━━━━━ Data provided ━━━━━

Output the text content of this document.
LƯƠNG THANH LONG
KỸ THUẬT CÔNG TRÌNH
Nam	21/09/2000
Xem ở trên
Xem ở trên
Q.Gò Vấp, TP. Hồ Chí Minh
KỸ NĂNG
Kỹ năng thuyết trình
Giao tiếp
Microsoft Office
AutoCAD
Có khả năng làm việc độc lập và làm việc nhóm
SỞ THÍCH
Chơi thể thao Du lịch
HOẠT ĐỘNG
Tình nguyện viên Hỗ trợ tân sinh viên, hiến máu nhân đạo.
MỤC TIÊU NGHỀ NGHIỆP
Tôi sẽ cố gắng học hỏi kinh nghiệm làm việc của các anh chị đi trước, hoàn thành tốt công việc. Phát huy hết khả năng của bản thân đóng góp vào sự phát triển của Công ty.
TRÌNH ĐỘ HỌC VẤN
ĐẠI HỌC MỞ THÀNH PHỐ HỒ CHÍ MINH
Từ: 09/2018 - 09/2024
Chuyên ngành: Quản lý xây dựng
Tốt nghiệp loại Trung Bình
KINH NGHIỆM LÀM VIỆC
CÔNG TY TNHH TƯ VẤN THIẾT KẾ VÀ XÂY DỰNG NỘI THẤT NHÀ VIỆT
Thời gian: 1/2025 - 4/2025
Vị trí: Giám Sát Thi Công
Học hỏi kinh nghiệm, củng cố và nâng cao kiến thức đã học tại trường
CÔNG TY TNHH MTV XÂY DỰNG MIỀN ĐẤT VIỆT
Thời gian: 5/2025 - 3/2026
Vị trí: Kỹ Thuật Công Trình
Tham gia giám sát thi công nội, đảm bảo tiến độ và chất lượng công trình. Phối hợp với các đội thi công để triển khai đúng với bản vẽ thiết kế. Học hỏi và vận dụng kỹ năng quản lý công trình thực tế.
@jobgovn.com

━━━━━

*To do*.
Copy the material above back out, exactly as written.

*The solution*.
Output the text content of this document.
LƯƠNG THANH LONG
KỸ THUẬT CÔNG TRÌNH
Nam	21/09/2000
Xem ở trên
Xem ở trên
Q.Gò Vấp, TP. Hồ Chí Minh
KỸ NĂNG
Kỹ năng thuyết trình
Giao tiếp
Microsoft Office
AutoCAD
Có khả năng làm việc độc lập và làm việc nhóm
SỞ THÍCH
Chơi thể thao Du lịch
HOẠT ĐỘNG
Tình nguyện viên Hỗ trợ tân sinh viên, hiến máu nhân đạo.
MỤC TIÊU NGHỀ NGHIỆP
Tôi sẽ cố gắng học hỏi kinh nghiệm làm việc của các anh chị đi trước, hoàn thành tốt công việc. Phát huy hết khả năng của bản thân đóng góp vào sự phát triển của Công ty.
TRÌNH ĐỘ HỌC VẤN
ĐẠI HỌC MỞ THÀNH PHỐ HỒ CHÍ MINH
Từ: 09/2018 - 09/2024
Chuyên ngành: Quản lý xây dựng
Tốt nghiệp loại Trung Bình
KINH NGHIỆM LÀM VIỆC
CÔNG TY TNHH TƯ VẤN THIẾT KẾ VÀ XÂY DỰNG NỘI THẤT NHÀ VIỆT
Thời gian: 1/2025 - 4/2025
Vị trí: Giám Sát Thi Công
Học hỏi kinh nghiệm, củng cố và nâng cao kiến thức đã học tại trường
CÔNG TY TNHH MTV XÂY DỰNG MIỀN ĐẤT VIỆT
Thời gian: 5/2025 - 3/2026
Vị trí: Kỹ Thuật Công Trình
Tham gia giám sát thi công nội, đảm bảo tiến độ và chất lượng công trình. Phối hợp với các đội thi công để triển khai đúng với bản vẽ thiết kế. Học hỏi và vận dụng kỹ năng quản lý công trình thực tế.
@jobgovn.com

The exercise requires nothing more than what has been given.